Set problem 1 - In the profile of Ms. Rasuk below, how many years did she teach at a high school in the Bronx before coming to HSMSE?
Set problem 2 - Translate this sentence from the profile of Ms. Rasuk below into Spanish: "Before becoming a teacher, Ms. Rasuk was a full-time architect for about 15 years."
Set problem 3 - Carry on the profile of Ms. Rasuk below, picking up after its final sentence.

Text to read -
---

Original Art by Mina Chioldi
Original Art by Mina Chioldi

Meet Ms. Rasuk, one of the newest additions to our community. Ms. Rasuk joined us this fall to teach Drafting to freshmen, Intro to Architecture to sophomores, and AP Art History to juniors and seniors. With a license in special education, Ms. Rasuk can provide support to all of her students, in whichever way they learn best. When we first started the interview, I immediately noticed her shoes: slip-sneakers emblazoned with Picasso’s Guernica painting. 

 

When I asked Ms. Rasuk what her favorite thing about teaching at HSMSE was, her answer came easily: “I like the students, that’s the major thing. I think that you guys have a lot of energy. I like teaching someone who is appreciative of the education they are getting. That makes a huge difference.” Before coming to HSMSE, Ms. Rasuk taught at a high school in the Bronx for 11 years, and due to a lack of resources, that wasn’t always the case. 

 

Ms. Rasuk has never taught AP Art History (although she has taught art-history at the college level), but she says it’s “a lot of fun. The kids are a little crazy, and I enjoy that.”

 

Before becoming a teacher, Ms. Rasuk was a full-time architect for about 15 years. Originally from the Dominican Republic, Ms. Rasuk received her bachelor’s degree in architecture from City College and her masters degree from the University of Pennsylvania. 

 

“I’m a woman of color, so it was difficult,” Ms. Rasuk says. “People assume that just because you are an immigrant, you don’t really know what you are talking about. And on top of that, I am a woman, so it’s like, ‘who are you again?’” 

 

Ms. Rasuk said she would encourage the girls in her class to become architects “because, the more there are, you force the industry to say something, to do something. Otherwise, if you run away from it, that adds to the problem. There was a huge Me Too movement in architecture which hasn’t been touched. And there’s a reason it hasn’t been touched. It’s because the industry is basically white men with money and a lot of influence…There’s a few of them that have been accused of abuse, sexual harassment and you name it. But they are still the head of their firm, and nothing has changed. It is because architecture is a very old industry with that hierarchy, so it’s very hard to shake it. However, if there are more of me in there, we will find a way.” 

 

15 years into her career, Ms. Rasuk found herself at a crossroads; “around the 2010 Financial Recession, when the economy fell down, I took a break, I was a mom. I realized that I couldn’t do architecture and be a good mom. And I always say thank you for that. If it didn’t happen the way it happened, where the economy was collapsing, I would still be an architect. It gave me an opportunity, I took it, I became a teacher, and I haven’t looked back.” 

 

But Ms. Rasuk’s love for architecture certainly hasn’t dwindled after leaving the field – it is ever-present in the classes and lessons she teaches. “Architecture is the best education you can get,” Ms. Rasuk says. “It teaches you how to see, how to research, and how to do. And if you have those three, you have the basis for everything. There is nothing you can’t do.”

---

Recorded data -
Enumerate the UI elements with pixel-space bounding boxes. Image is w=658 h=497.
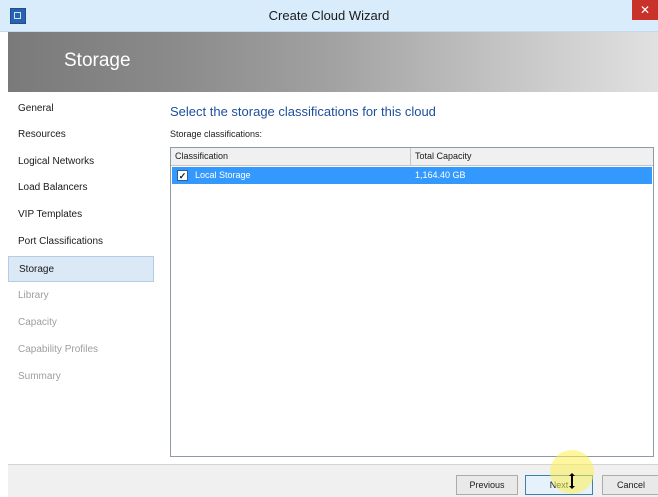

---

Right answer 1 - She taught there for 11 years.

Right answer 2 - Antes de convertirse en maestra, la Sra. Rasuk fue arquitecta a tiempo completo durante unos 15 años.

Right answer 3 -
In this way, Ms. Rasuk explains that architecture can be better understood as a skill set: “architecture creates plans … And as you plan, you are actually thinking, what is the best way that I can do this? What is the most efficient way that I can do this? And you have to be creative. It’s not about cutting corners. Efficient means I need to actually understand the true problem. And that’s what architecture does; outlines the problem and shows you solutions. Architecture is my first love, even before my husband (don’t tell him that) because it’s creating.”

 

Even before she became a full-time teacher, Ms. Rasuk always believed that “learning and teaching should be a conversation.” She says, “I’m not telling you what to do. In reality, I’m showing you certain things, and it’s up to you to come to the plate and say, I want to learn this. Once you engage in that conversation, you are going to require me to show you more… In that process, not only am I learning from you (because I am), I can see the way you see things. So I’ve always felt that’s what education is; it’s a conversation.” 

 

When I asked Ms. Rasuk what advice she would give to her high school self, she said: “push yourself to explore everything that is at your fingertips, without making any decisions. Meaning, don’t come with a preconceived idea, this is what I want to do, therefore I’m going to explore that. No, explore everything. Explore music, art, math. And then, where do you really feel comfortable? Sometimes, actually, it is where you feel uncomfortable that you are the most successful. Like for me, I was very comfortable with anything that dealt with writing when I was in the DR. Didn’t really like math much. I was good at it but I felt, what is there after you find the pattern? Nothing. Well, that’s what I thought until I came to this country, and I started studying architecture. Because those patterns can change, and the interesting part is when they do change, to study those changes. I would say really push yourself. In a way, it is like being outside of yourself because you are exploring everything but at the same time you are questioning, do I really like this? Do I want to pursue this? Do I want to do this? And then, you make a decision.”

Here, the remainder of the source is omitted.